◆ **THE EXERCISE**: Repeat the whole of the data, keeping every detail the same.
Start EXERCISE DATA
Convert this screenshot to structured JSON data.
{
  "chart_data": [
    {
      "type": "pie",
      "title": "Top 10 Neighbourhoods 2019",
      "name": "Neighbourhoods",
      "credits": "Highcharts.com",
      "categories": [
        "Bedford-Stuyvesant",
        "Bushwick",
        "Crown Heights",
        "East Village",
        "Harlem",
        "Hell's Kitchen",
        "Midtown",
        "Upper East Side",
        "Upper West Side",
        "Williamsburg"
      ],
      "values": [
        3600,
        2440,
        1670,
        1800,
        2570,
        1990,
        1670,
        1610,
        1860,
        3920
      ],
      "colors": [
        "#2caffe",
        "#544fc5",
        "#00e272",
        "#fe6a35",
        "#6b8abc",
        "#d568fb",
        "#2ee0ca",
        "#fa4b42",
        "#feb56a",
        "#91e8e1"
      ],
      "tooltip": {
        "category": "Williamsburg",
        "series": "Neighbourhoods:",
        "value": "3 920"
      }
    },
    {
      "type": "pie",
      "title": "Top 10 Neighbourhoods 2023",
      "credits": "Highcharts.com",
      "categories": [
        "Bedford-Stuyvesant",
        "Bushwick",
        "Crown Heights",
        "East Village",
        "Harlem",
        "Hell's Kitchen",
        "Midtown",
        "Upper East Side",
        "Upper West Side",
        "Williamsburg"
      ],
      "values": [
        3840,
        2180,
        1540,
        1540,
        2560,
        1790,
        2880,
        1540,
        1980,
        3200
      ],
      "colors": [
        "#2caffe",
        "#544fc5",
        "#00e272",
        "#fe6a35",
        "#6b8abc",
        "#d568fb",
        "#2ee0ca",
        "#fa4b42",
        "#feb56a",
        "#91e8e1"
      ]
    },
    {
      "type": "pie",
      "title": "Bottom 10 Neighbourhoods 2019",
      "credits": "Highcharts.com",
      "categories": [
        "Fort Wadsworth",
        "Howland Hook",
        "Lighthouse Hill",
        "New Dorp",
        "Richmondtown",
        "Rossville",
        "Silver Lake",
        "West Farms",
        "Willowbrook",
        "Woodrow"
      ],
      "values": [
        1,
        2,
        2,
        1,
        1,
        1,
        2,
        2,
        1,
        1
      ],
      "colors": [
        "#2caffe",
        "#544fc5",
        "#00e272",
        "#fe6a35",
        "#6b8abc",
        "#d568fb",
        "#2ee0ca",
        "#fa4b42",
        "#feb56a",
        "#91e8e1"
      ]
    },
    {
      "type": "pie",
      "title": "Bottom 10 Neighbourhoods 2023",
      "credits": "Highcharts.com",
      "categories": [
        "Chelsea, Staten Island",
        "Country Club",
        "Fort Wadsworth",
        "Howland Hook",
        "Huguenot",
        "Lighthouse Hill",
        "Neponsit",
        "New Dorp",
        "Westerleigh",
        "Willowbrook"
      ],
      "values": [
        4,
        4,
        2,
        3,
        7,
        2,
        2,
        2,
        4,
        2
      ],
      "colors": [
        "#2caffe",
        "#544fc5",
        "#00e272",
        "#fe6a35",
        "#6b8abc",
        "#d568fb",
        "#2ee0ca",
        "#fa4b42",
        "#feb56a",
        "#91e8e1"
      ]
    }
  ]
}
End EXERCISE DATA
◆ **ANSWER FOR THE TASK**:
Convert this screenshot to structured JSON data.
{
  "chart_data": [
    {
      "type": "pie",
      "title": "Top 10 Neighbourhoods 2019",
      "name": "Neighbourhoods",
      "credits": "Highcharts.com",
      "categories": [
        "Bedford-Stuyvesant",
        "Bushwick",
        "Crown Heights",
        "East Village",
        "Harlem",
        "Hell's Kitchen",
        "Midtown",
        "Upper East Side",
        "Upper West Side",
        "Williamsburg"
      ],
      "values": [
        3600,
        2440,
        1670,
        1800,
        2570,
        1990,
        1670,
        1610,
        1860,
        3920
      ],
      "colors": [
        "#2caffe",
        "#544fc5",
        "#00e272",
        "#fe6a35",
        "#6b8abc",
        "#d568fb",
        "#2ee0ca",
        "#fa4b42",
        "#feb56a",
        "#91e8e1"
      ],
      "tooltip": {
        "category": "Williamsburg",
        "series": "Neighbourhoods:",
        "value": "3 920"
      }
    },
    {
      "type": "pie",
      "title": "Top 10 Neighbourhoods 2023",
      "credits": "Highcharts.com",
      "categories": [
        "Bedford-Stuyvesant",
        "Bushwick",
        "Crown Heights",
        "East Village",
        "Harlem",
        "Hell's Kitchen",
        "Midtown",
        "Upper East Side",
        "Upper West Side",
        "Williamsburg"
      ],
      "values": [
        3840,
        2180,
        1540,
        1540,
        2560,
        1790,
        2880,
        1540,
        1980,
        3200
      ],
      "colors": [
        "#2caffe",
        "#544fc5",
        "#00e272",
        "#fe6a35",
        "#6b8abc",
        "#d568fb",
        "#2ee0ca",
        "#fa4b42",
        "#feb56a",
        "#91e8e1"
      ]
    },
    {
      "type": "pie",
      "title": "Bottom 10 Neighbourhoods 2019",
      "credits": "Highcharts.com",
      "categories": [
        "Fort Wadsworth",
        "Howland Hook",
        "Lighthouse Hill",
        "New Dorp",
        "Richmondtown",
        "Rossville",
        "Silver Lake",
        "West Farms",
        "Willowbrook",
        "Woodrow"
      ],
      "values": [
        1,
        2,
        2,
        1,
        1,
        1,
        2,
        2,
        1,
        1
      ],
      "colors": [
        "#2caffe",
        "#544fc5",
        "#00e272",
        "#fe6a35",
        "#6b8abc",
        "#d568fb",
        "#2ee0ca",
        "#fa4b42",
        "#feb56a",
        "#91e8e1"
      ]
    },
    {
      "type": "pie",
      "title": "Bottom 10 Neighbourhoods 2023",
      "credits": "Highcharts.com",
      "categories": [
        "Chelsea, Staten Island",
        "Country Club",
        "Fort Wadsworth",
        "Howland Hook",
        "Huguenot",
        "Lighthouse Hill",
        "Neponsit",
        "New Dorp",
        "Westerleigh",
        "Willowbrook"
      ],
      "values": [
        4,
        4,
        2,
        3,
        7,
        2,
        2,
        2,
        4,
        2
      ],
      "colors": [
        "#2caffe",
        "#544fc5",
        "#00e272",
        "#fe6a35",
        "#6b8abc",
        "#d568fb",
        "#2ee0ca",
        "#fa4b42",
        "#feb56a",
        "#91e8e1"
      ]
    }
  ]
}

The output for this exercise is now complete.